▸ AIM: Without including any images, repeat the data exactly.

╔══

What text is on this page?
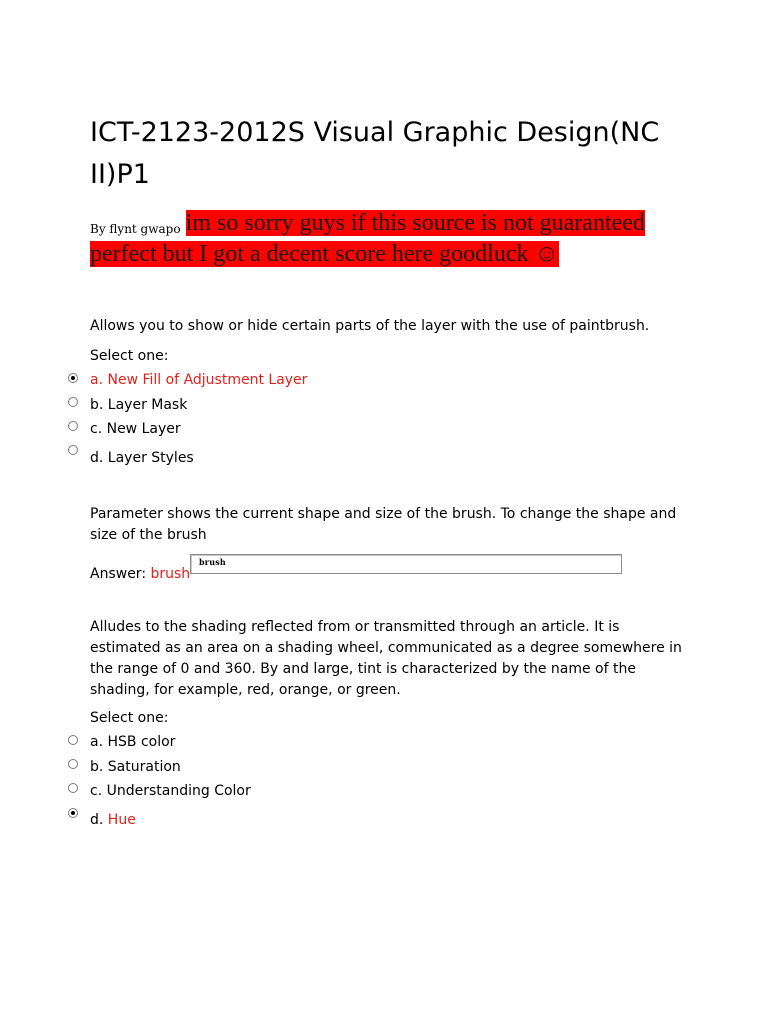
ICT-2123-2012S Visual Graphic Design(NC II)P1
By flynt gwapo im so sorry guys if this source is not guaranteed
perfect but I got a decent score here goodluck ☺
Allows you to show or hide certain parts of the layer with the use of paintbrush.
Select one:
a. New Fill of Adjustment Layer
b. Layer Mask
c. New Layer
d. Layer Styles
Parameter shows the current shape and size of the brush. To change the shape and size of the brush
Answer: brush
brush
Alludes to the shading reflected from or transmitted through an article. It is estimated as an area on a shading wheel, communicated as a degree somewhere in the range of 0 and 360. By and large, tint is characterized by the name of the shading, for example, red, orange, or green.
Select one:
a. HSB color
b. Saturation
c. Understanding Color
d. Hue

╚══

▸ COMPLETED TASK:
What text is on this page?
ICT-2123-2012S Visual Graphic Design(NC II)P1
By flynt gwapo im so sorry guys if this source is not guaranteed
perfect but I got a decent score here goodluck ☺
Allows you to show or hide certain parts of the layer with the use of paintbrush.
Select one:
a. New Fill of Adjustment Layer
b. Layer Mask
c. New Layer
d. Layer Styles
Parameter shows the current shape and size of the brush. To change the shape and size of the brush
Answer: brush
brush
Alludes to the shading reflected from or transmitted through an article. It is estimated as an area on a shading wheel, communicated as a degree somewhere in the range of 0 and 360. By and large, tint is characterized by the name of the shading, for example, red, orange, or green.
Select one:
a. HSB color
b. Saturation
c. Understanding Color
d. Hue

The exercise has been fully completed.